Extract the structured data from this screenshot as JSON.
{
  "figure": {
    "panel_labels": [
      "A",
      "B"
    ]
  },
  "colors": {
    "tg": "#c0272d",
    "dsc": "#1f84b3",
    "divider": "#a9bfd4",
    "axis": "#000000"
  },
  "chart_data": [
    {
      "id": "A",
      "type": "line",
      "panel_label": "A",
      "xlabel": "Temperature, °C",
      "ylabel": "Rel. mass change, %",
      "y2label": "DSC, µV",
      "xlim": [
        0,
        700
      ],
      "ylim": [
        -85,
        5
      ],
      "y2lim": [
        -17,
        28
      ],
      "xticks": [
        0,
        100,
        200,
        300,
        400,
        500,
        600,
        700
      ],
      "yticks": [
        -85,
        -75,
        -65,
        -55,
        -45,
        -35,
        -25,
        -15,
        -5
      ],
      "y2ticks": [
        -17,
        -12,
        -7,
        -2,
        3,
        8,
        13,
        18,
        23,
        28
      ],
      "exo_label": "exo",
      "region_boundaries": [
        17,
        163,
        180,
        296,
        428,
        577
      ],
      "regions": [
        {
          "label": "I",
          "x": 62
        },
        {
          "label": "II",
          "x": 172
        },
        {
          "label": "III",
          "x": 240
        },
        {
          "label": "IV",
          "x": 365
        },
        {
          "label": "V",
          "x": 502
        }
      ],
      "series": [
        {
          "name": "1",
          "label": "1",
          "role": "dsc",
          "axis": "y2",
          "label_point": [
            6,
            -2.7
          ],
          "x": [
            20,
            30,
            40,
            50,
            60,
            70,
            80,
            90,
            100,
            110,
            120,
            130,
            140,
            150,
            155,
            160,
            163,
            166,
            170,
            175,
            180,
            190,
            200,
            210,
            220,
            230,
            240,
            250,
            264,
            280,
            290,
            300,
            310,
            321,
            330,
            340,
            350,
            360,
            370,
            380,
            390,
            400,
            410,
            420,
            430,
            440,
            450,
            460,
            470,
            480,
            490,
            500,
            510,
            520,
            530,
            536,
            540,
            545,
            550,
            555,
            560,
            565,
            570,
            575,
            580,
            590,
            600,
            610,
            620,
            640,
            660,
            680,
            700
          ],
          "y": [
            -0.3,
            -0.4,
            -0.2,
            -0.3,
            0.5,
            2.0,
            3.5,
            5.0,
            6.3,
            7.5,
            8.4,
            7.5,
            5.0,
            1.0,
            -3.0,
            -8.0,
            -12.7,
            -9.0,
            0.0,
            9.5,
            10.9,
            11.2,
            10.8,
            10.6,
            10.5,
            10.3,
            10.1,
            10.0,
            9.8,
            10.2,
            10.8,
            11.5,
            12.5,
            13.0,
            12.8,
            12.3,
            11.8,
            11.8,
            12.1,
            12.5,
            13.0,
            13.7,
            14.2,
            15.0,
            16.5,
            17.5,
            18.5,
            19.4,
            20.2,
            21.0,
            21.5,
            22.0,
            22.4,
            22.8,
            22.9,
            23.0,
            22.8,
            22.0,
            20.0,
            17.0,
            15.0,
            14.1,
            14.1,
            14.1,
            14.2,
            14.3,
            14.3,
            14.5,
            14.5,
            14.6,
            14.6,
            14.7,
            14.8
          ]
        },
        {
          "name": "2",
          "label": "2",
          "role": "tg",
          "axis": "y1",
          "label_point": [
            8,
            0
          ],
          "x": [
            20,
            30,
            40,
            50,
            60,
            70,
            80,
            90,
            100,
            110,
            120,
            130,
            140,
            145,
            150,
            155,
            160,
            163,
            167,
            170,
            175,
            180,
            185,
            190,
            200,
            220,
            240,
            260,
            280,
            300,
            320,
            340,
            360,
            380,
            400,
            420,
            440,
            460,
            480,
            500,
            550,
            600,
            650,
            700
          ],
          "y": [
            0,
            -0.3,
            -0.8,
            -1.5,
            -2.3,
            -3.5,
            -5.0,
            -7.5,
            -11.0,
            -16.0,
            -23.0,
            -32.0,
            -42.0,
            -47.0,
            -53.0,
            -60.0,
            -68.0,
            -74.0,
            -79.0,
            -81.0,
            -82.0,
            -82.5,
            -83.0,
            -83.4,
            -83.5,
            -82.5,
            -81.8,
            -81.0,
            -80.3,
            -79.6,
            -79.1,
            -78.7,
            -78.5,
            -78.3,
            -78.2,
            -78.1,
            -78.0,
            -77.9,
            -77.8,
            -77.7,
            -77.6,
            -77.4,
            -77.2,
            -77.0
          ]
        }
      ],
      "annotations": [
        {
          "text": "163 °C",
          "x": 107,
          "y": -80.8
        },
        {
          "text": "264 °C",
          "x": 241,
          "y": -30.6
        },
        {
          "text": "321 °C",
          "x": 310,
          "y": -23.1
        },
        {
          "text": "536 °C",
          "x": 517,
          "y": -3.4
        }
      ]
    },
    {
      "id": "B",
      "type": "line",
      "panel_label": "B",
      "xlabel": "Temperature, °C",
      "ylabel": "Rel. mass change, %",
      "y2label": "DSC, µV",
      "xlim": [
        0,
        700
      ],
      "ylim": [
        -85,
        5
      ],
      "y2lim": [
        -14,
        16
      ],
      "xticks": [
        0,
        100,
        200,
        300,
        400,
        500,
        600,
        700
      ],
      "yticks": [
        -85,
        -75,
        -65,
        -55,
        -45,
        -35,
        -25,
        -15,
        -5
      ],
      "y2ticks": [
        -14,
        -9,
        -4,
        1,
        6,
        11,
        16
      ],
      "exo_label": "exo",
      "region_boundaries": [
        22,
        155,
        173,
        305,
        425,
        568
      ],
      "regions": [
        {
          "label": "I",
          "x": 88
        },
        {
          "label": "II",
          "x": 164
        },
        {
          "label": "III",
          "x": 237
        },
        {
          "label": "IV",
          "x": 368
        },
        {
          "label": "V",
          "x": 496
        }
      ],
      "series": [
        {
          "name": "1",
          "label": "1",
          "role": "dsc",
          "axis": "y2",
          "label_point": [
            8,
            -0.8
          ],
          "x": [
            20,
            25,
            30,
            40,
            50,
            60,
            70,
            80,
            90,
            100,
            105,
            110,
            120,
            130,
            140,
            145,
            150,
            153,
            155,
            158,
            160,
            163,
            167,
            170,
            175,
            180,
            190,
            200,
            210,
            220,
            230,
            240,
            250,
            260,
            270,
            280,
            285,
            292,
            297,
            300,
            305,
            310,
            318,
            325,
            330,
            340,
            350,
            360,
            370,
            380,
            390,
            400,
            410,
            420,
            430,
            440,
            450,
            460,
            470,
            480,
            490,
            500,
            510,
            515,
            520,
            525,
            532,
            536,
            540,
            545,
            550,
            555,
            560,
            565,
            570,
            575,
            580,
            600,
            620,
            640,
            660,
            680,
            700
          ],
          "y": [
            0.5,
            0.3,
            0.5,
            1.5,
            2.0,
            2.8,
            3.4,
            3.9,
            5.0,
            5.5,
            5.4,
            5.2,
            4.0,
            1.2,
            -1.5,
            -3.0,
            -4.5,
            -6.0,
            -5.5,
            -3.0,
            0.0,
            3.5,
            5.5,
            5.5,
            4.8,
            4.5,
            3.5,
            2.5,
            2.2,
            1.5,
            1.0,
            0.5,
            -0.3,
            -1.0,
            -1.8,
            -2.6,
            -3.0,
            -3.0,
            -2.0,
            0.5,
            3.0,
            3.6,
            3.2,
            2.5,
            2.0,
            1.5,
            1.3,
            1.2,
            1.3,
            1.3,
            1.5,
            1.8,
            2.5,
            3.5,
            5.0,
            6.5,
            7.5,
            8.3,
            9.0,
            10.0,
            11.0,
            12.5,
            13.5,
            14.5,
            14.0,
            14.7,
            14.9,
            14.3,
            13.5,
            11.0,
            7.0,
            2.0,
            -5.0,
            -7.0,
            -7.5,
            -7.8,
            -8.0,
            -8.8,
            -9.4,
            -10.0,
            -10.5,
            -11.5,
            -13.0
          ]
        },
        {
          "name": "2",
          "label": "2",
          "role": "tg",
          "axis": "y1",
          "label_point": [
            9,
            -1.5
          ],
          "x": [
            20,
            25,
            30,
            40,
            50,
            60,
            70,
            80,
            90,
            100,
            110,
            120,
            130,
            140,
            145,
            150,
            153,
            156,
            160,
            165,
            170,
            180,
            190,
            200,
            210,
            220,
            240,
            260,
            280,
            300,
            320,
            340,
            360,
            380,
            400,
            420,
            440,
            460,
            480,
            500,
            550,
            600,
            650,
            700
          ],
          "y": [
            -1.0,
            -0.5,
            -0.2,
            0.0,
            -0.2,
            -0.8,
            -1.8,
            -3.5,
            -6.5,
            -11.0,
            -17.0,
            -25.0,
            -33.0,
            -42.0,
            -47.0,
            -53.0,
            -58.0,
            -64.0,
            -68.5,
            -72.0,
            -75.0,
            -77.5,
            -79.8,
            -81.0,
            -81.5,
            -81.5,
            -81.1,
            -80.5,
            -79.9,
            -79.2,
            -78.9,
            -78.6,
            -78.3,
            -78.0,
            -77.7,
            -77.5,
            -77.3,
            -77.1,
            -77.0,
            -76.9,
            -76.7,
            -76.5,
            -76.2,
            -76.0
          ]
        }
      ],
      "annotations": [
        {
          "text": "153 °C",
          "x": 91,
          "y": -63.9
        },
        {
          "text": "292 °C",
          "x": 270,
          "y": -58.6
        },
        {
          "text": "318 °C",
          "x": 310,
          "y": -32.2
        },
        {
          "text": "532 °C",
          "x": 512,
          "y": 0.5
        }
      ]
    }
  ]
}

+ + + + + + +

▶ _Task statement_
Extract from the data every line where "text" shows up.

▶ _Exercise solution_
          "text": "163 °C",
          "text": "264 °C",
          "text": "321 °C",
          "text": "536 °C",
          "text": "153 °C",
          "text": "292 °C",
          "text": "318 °C",
          "text": "532 °C",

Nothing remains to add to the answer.